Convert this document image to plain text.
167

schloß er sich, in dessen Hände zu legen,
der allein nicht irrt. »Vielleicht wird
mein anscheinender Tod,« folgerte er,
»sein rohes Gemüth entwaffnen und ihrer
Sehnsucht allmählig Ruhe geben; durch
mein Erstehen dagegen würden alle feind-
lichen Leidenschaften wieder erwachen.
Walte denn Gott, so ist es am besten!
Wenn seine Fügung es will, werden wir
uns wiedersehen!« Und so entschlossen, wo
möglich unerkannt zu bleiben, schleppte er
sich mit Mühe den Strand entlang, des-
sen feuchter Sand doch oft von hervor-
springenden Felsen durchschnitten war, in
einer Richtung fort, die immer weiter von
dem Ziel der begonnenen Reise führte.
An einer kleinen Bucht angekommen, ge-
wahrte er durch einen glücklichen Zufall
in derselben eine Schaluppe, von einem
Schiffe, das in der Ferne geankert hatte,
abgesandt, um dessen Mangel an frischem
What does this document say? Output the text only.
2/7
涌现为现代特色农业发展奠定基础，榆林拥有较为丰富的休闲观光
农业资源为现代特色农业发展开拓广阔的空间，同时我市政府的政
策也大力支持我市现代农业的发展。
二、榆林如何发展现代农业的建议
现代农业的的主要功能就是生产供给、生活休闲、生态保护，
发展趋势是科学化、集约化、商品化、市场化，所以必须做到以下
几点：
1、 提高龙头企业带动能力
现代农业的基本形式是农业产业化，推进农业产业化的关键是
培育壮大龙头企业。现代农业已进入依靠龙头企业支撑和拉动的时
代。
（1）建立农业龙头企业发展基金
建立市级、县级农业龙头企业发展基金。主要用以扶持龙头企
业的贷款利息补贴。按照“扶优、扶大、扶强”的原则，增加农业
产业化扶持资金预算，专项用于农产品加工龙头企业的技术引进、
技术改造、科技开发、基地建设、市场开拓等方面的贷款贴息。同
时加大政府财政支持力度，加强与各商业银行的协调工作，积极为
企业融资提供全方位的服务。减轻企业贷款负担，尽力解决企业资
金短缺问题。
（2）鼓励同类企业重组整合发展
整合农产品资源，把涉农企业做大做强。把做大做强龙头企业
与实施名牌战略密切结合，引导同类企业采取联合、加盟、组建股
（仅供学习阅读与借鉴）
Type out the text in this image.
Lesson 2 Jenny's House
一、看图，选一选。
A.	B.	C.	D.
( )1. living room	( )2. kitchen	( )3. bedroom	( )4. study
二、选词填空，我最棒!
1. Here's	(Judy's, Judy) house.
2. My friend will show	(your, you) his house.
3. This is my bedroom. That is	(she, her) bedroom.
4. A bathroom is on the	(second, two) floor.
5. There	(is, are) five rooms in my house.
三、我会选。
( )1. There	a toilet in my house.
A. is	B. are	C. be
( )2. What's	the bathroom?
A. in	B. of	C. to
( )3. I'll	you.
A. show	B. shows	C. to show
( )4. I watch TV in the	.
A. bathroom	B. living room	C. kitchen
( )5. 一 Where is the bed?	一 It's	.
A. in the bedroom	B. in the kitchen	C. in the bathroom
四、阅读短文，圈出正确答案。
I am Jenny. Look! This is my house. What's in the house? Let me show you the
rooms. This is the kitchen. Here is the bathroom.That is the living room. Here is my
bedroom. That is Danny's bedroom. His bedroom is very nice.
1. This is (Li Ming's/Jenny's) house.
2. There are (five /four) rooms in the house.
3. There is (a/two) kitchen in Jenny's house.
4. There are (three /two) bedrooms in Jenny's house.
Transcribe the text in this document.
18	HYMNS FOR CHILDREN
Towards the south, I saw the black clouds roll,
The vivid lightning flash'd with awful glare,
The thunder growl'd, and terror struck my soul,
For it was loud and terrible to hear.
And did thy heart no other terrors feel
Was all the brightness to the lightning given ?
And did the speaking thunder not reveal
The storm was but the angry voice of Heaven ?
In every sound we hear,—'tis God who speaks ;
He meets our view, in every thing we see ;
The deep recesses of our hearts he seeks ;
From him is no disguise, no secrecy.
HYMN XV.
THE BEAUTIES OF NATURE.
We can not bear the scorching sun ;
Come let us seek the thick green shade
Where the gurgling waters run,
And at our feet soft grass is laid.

PROBLEM DESCRIPTION:
Quote all the records. Keep every word exact.

RESULT OF THE EXERCISE:
Convert this document image to plain text.
167

schloß er sich, in dessen Hände zu legen,
der allein nicht irrt. »Vielleicht wird
mein anscheinender Tod,« folgerte er,
»sein rohes Gemüth entwaffnen und ihrer
Sehnsucht allmählig Ruhe geben; durch
mein Erstehen dagegen würden alle feind-
lichen Leidenschaften wieder erwachen.
Walte denn Gott, so ist es am besten!
Wenn seine Fügung es will, werden wir
uns wiedersehen!« Und so entschlossen, wo
möglich unerkannt zu bleiben, schleppte er
sich mit Mühe den Strand entlang, des-
sen feuchter Sand doch oft von hervor-
springenden Felsen durchschnitten war, in
einer Richtung fort, die immer weiter von
dem Ziel der begonnenen Reise führte.
An einer kleinen Bucht angekommen, ge-
wahrte er durch einen glücklichen Zufall
in derselben eine Schaluppe, von einem
Schiffe, das in der Ferne geankert hatte,
abgesandt, um dessen Mangel an frischem
What does this document say? Output the text only.
2/7
涌现为现代特色农业发展奠定基础，榆林拥有较为丰富的休闲观光
农业资源为现代特色农业发展开拓广阔的空间，同时我市政府的政
策也大力支持我市现代农业的发展。
二、榆林如何发展现代农业的建议
现代农业的的主要功能就是生产供给、生活休闲、生态保护，
发展趋势是科学化、集约化、商品化、市场化，所以必须做到以下
几点：
1、 提高龙头企业带动能力
现代农业的基本形式是农业产业化，推进农业产业化的关键是
培育壮大龙头企业。现代农业已进入依靠龙头企业支撑和拉动的时
代。
（1）建立农业龙头企业发展基金
建立市级、县级农业龙头企业发展基金。主要用以扶持龙头企
业的贷款利息补贴。按照“扶优、扶大、扶强”的原则，增加农业
产业化扶持资金预算，专项用于农产品加工龙头企业的技术引进、
技术改造、科技开发、基地建设、市场开拓等方面的贷款贴息。同
时加大政府财政支持力度，加强与各商业银行的协调工作，积极为
企业融资提供全方位的服务。减轻企业贷款负担，尽力解决企业资
金短缺问题。
（2）鼓励同类企业重组整合发展
整合农产品资源，把涉农企业做大做强。把做大做强龙头企业
与实施名牌战略密切结合，引导同类企业采取联合、加盟、组建股
（仅供学习阅读与借鉴）
Type out the text in this image.
Lesson 2 Jenny's House
一、看图，选一选。
A.	B.	C.	D.
( )1. living room	( )2. kitchen	( )3. bedroom	( )4. study
二、选词填空，我最棒!
1. Here's	(Judy's, Judy) house.
2. My friend will show	(your, you) his house.
3. This is my bedroom. That is	(she, her) bedroom.
4. A bathroom is on the	(second, two) floor.
5. There	(is, are) five rooms in my house.
三、我会选。
( )1. There	a toilet in my house.
A. is	B. are	C. be
( )2. What's	the bathroom?
A. in	B. of	C. to
( )3. I'll	you.
A. show	B. shows	C. to show
( )4. I watch TV in the	.
A. bathroom	B. living room	C. kitchen
( )5. 一 Where is the bed?	一 It's	.
A. in the bedroom	B. in the kitchen	C. in the bathroom
四、阅读短文，圈出正确答案。
I am Jenny. Look! This is my house. What's in the house? Let me show you the
rooms. This is the kitchen. Here is the bathroom.That is the living room. Here is my
bedroom. That is Danny's bedroom. His bedroom is very nice.
1. This is (Li Ming's/Jenny's) house.
2. There are (five /four) rooms in the house.
3. There is (a/two) kitchen in Jenny's house.
4. There are (three /two) bedrooms in Jenny's house.
Transcribe the text in this document.
18	HYMNS FOR CHILDREN
Towards the south, I saw the black clouds roll,
The vivid lightning flash'd with awful glare,
The thunder growl'd, and terror struck my soul,
For it was loud and terrible to hear.
And did thy heart no other terrors feel
Was all the brightness to the lightning given ?
And did the speaking thunder not reveal
The storm was but the angry voice of Heaven ?
In every sound we hear,—'tis God who speaks ;
He meets our view, in every thing we see ;
The deep recesses of our hearts he seeks ;
From him is no disguise, no secrecy.
HYMN XV.
THE BEAUTIES OF NATURE.
We can not bear the scorching sun ;
Come let us seek the thick green shade
Where the gurgling waters run,
And at our feet soft grass is laid.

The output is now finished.